◆ **TASK TO CARRY OUT**: Your task is to repeat the listing exactly.

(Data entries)
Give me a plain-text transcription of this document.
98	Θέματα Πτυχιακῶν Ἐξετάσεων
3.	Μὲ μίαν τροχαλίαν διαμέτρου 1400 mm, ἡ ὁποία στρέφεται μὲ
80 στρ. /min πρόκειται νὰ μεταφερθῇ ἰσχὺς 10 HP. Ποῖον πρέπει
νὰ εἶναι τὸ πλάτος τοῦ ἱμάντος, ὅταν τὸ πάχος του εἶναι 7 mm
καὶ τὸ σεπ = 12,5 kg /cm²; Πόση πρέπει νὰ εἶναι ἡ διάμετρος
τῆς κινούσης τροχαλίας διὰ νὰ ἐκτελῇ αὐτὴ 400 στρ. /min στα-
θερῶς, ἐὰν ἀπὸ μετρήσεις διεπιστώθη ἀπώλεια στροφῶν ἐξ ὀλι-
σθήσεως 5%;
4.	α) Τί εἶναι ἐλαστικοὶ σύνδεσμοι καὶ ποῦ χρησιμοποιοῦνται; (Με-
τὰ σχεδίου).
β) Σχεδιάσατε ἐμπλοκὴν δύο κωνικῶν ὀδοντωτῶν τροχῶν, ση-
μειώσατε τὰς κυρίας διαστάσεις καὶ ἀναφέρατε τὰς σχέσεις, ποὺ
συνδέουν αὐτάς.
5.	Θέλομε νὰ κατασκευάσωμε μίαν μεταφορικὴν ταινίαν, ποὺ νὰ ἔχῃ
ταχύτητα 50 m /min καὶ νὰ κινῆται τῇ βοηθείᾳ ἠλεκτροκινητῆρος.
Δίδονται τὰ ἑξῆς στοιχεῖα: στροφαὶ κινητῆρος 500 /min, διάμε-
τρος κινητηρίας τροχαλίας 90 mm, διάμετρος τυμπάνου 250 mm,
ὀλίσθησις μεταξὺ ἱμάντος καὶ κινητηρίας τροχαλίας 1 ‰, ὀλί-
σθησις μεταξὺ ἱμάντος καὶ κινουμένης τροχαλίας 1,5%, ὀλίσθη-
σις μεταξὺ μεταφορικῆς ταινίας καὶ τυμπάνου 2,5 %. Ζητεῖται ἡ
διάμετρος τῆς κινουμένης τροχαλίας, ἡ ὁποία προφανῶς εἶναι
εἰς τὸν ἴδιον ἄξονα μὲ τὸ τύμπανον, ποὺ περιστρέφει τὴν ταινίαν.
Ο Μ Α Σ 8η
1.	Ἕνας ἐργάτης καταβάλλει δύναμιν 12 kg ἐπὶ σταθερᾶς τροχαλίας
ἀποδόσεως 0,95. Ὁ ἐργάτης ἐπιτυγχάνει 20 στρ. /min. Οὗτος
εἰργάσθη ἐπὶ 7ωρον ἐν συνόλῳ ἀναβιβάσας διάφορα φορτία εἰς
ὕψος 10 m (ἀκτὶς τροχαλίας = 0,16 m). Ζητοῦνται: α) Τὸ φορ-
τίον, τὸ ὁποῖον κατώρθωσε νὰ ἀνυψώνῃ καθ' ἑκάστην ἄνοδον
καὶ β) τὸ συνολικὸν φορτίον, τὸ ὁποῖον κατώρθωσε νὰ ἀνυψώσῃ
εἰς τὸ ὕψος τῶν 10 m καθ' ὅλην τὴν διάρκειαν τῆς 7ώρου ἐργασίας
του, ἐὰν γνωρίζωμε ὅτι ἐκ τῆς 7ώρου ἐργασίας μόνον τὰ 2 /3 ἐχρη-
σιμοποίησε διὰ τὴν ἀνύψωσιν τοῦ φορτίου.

◆ **TASK OUTPUT**:
Give me a plain-text transcription of this document.
98	Θέματα Πτυχιακῶν Ἐξετάσεων
3.	Μὲ μίαν τροχαλίαν διαμέτρου 1400 mm, ἡ ὁποία στρέφεται μὲ
80 στρ. /min πρόκειται νὰ μεταφερθῇ ἰσχὺς 10 HP. Ποῖον πρέπει
νὰ εἶναι τὸ πλάτος τοῦ ἱμάντος, ὅταν τὸ πάχος του εἶναι 7 mm
καὶ τὸ σεπ = 12,5 kg /cm²; Πόση πρέπει νὰ εἶναι ἡ διάμετρος
τῆς κινούσης τροχαλίας διὰ νὰ ἐκτελῇ αὐτὴ 400 στρ. /min στα-
θερῶς, ἐὰν ἀπὸ μετρήσεις διεπιστώθη ἀπώλεια στροφῶν ἐξ ὀλι-
σθήσεως 5%;
4.	α) Τί εἶναι ἐλαστικοὶ σύνδεσμοι καὶ ποῦ χρησιμοποιοῦνται; (Με-
τὰ σχεδίου).
β) Σχεδιάσατε ἐμπλοκὴν δύο κωνικῶν ὀδοντωτῶν τροχῶν, ση-
μειώσατε τὰς κυρίας διαστάσεις καὶ ἀναφέρατε τὰς σχέσεις, ποὺ
συνδέουν αὐτάς.
5.	Θέλομε νὰ κατασκευάσωμε μίαν μεταφορικὴν ταινίαν, ποὺ νὰ ἔχῃ
ταχύτητα 50 m /min καὶ νὰ κινῆται τῇ βοηθείᾳ ἠλεκτροκινητῆρος.
Δίδονται τὰ ἑξῆς στοιχεῖα: στροφαὶ κινητῆρος 500 /min, διάμε-
τρος κινητηρίας τροχαλίας 90 mm, διάμετρος τυμπάνου 250 mm,
ὀλίσθησις μεταξὺ ἱμάντος καὶ κινητηρίας τροχαλίας 1 ‰, ὀλί-
σθησις μεταξὺ ἱμάντος καὶ κινουμένης τροχαλίας 1,5%, ὀλίσθη-
σις μεταξὺ μεταφορικῆς ταινίας καὶ τυμπάνου 2,5 %. Ζητεῖται ἡ
διάμετρος τῆς κινουμένης τροχαλίας, ἡ ὁποία προφανῶς εἶναι
εἰς τὸν ἴδιον ἄξονα μὲ τὸ τύμπανον, ποὺ περιστρέφει τὴν ταινίαν.
Ο Μ Α Σ 8η
1.	Ἕνας ἐργάτης καταβάλλει δύναμιν 12 kg ἐπὶ σταθερᾶς τροχαλίας
ἀποδόσεως 0,95. Ὁ ἐργάτης ἐπιτυγχάνει 20 στρ. /min. Οὗτος
εἰργάσθη ἐπὶ 7ωρον ἐν συνόλῳ ἀναβιβάσας διάφορα φορτία εἰς
ὕψος 10 m (ἀκτὶς τροχαλίας = 0,16 m). Ζητοῦνται: α) Τὸ φορ-
τίον, τὸ ὁποῖον κατώρθωσε νὰ ἀνυψώνῃ καθ' ἑκάστην ἄνοδον
καὶ β) τὸ συνολικὸν φορτίον, τὸ ὁποῖον κατώρθωσε νὰ ἀνυψώσῃ
εἰς τὸ ὕψος τῶν 10 m καθ' ὅλην τὴν διάρκειαν τῆς 7ώρου ἐργασίας
του, ἐὰν γνωρίζωμε ὅτι ἐκ τῆς 7ώρου ἐργασίας μόνον τὰ 2 /3 ἐχρη-
σιμοποίησε διὰ τὴν ἀνύψωσιν τοῦ φορτίου.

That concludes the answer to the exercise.